- Prompt -
All of the records below must be output exactly, with no pictures carried over.

- Materials provided -
┌──

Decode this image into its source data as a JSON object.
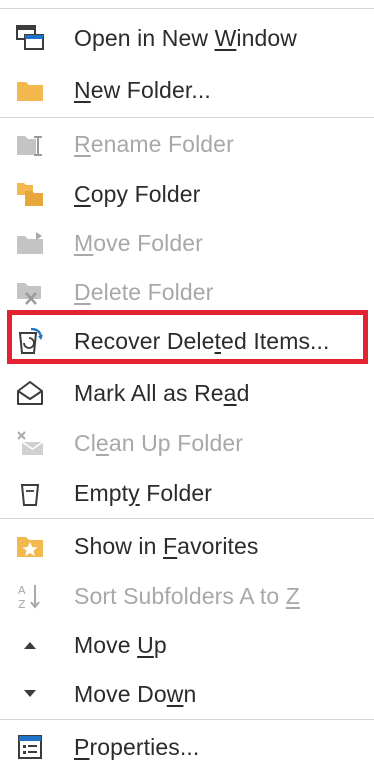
{
  "colors": {
    "folder": "#f3b94f",
    "disabled": "#b9b9b9",
    "text": "#2b2b2b",
    "disabled_text": "#a8a8a8",
    "highlight": "#e5222f"
  },
  "menu": {
    "items": [
      {
        "id": "open-new-window",
        "pre": "Open in New ",
        "key": "W",
        "post": "indow",
        "icon": "window-icon",
        "disabled": false
      },
      {
        "id": "new-folder",
        "pre": "",
        "key": "N",
        "post": "ew Folder...",
        "icon": "folder-icon",
        "disabled": false
      },
      {
        "id": "rename-folder",
        "pre": "",
        "key": "R",
        "post": "ename Folder",
        "icon": "rename-folder-icon",
        "disabled": true
      },
      {
        "id": "copy-folder",
        "pre": "",
        "key": "C",
        "post": "opy Folder",
        "icon": "copy-folder-icon",
        "disabled": false
      },
      {
        "id": "move-folder",
        "pre": "",
        "key": "M",
        "post": "ove Folder",
        "icon": "move-folder-icon",
        "disabled": true
      },
      {
        "id": "delete-folder",
        "pre": "",
        "key": "D",
        "post": "elete Folder",
        "icon": "delete-folder-icon",
        "disabled": true
      },
      {
        "id": "recover-deleted-items",
        "pre": "Recover Dele",
        "key": "t",
        "post": "ed Items...",
        "icon": "recover-bin-icon",
        "disabled": false
      },
      {
        "id": "mark-all-read",
        "pre": "Mark All as Re",
        "key": "a",
        "post": "d",
        "icon": "open-envelope-icon",
        "disabled": false
      },
      {
        "id": "clean-up-folder",
        "pre": "Cl",
        "key": "e",
        "post": "an Up Folder",
        "icon": "clean-up-icon",
        "disabled": true
      },
      {
        "id": "empty-folder",
        "pre": "Empt",
        "key": "y",
        "post": " Folder",
        "icon": "trash-bin-icon",
        "disabled": false
      },
      {
        "id": "show-in-favorites",
        "pre": "Show in ",
        "key": "F",
        "post": "avorites",
        "icon": "favorite-folder-icon",
        "disabled": false
      },
      {
        "id": "sort-subfolders",
        "pre": "Sort Subfolders A to ",
        "key": "Z",
        "post": "",
        "icon": "sort-az-icon",
        "disabled": true
      },
      {
        "id": "move-up",
        "pre": "Move ",
        "key": "U",
        "post": "p",
        "icon": "triangle-up-icon",
        "disabled": false
      },
      {
        "id": "move-down",
        "pre": "Move Do",
        "key": "w",
        "post": "n",
        "icon": "triangle-down-icon",
        "disabled": false
      },
      {
        "id": "properties",
        "pre": "",
        "key": "P",
        "post": "roperties...",
        "icon": "properties-icon",
        "disabled": false
      }
    ]
  }
}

└──

- Exercise result -
Decode this image into its source data as a JSON object.
{
  "colors": {
    "folder": "#f3b94f",
    "disabled": "#b9b9b9",
    "text": "#2b2b2b",
    "disabled_text": "#a8a8a8",
    "highlight": "#e5222f"
  },
  "menu": {
    "items": [
      {
        "id": "open-new-window",
        "pre": "Open in New ",
        "key": "W",
        "post": "indow",
        "icon": "window-icon",
        "disabled": false
      },
      {
        "id": "new-folder",
        "pre": "",
        "key": "N",
        "post": "ew Folder...",
        "icon": "folder-icon",
        "disabled": false
      },
      {
        "id": "rename-folder",
        "pre": "",
        "key": "R",
        "post": "ename Folder",
        "icon": "rename-folder-icon",
        "disabled": true
      },
      {
        "id": "copy-folder",
        "pre": "",
        "key": "C",
        "post": "opy Folder",
        "icon": "copy-folder-icon",
        "disabled": false
      },
      {
        "id": "move-folder",
        "pre": "",
        "key": "M",
        "post": "ove Folder",
        "icon": "move-folder-icon",
        "disabled": true
      },
      {
        "id": "delete-folder",
        "pre": "",
        "key": "D",
        "post": "elete Folder",
        "icon": "delete-folder-icon",
        "disabled": true
      },
      {
        "id": "recover-deleted-items",
        "pre": "Recover Dele",
        "key": "t",
        "post": "ed Items...",
        "icon": "recover-bin-icon",
        "disabled": false
      },
      {
        "id": "mark-all-read",
        "pre": "Mark All as Re",
        "key": "a",
        "post": "d",
        "icon": "open-envelope-icon",
        "disabled": false
      },
      {
        "id": "clean-up-folder",
        "pre": "Cl",
        "key": "e",
        "post": "an Up Folder",
        "icon": "clean-up-icon",
        "disabled": true
      },
      {
        "id": "empty-folder",
        "pre": "Empt",
        "key": "y",
        "post": " Folder",
        "icon": "trash-bin-icon",
        "disabled": false
      },
      {
        "id": "show-in-favorites",
        "pre": "Show in ",
        "key": "F",
        "post": "avorites",
        "icon": "favorite-folder-icon",
        "disabled": false
      },
      {
        "id": "sort-subfolders",
        "pre": "Sort Subfolders A to ",
        "key": "Z",
        "post": "",
        "icon": "sort-az-icon",
        "disabled": true
      },
      {
        "id": "move-up",
        "pre": "Move ",
        "key": "U",
        "post": "p",
        "icon": "triangle-up-icon",
        "disabled": false
      },
      {
        "id": "move-down",
        "pre": "Move Do",
        "key": "w",
        "post": "n",
        "icon": "triangle-down-icon",
        "disabled": false
      },
      {
        "id": "properties",
        "pre": "",
        "key": "P",
        "post": "roperties...",
        "icon": "properties-icon",
        "disabled": false
      }
    ]
  }
}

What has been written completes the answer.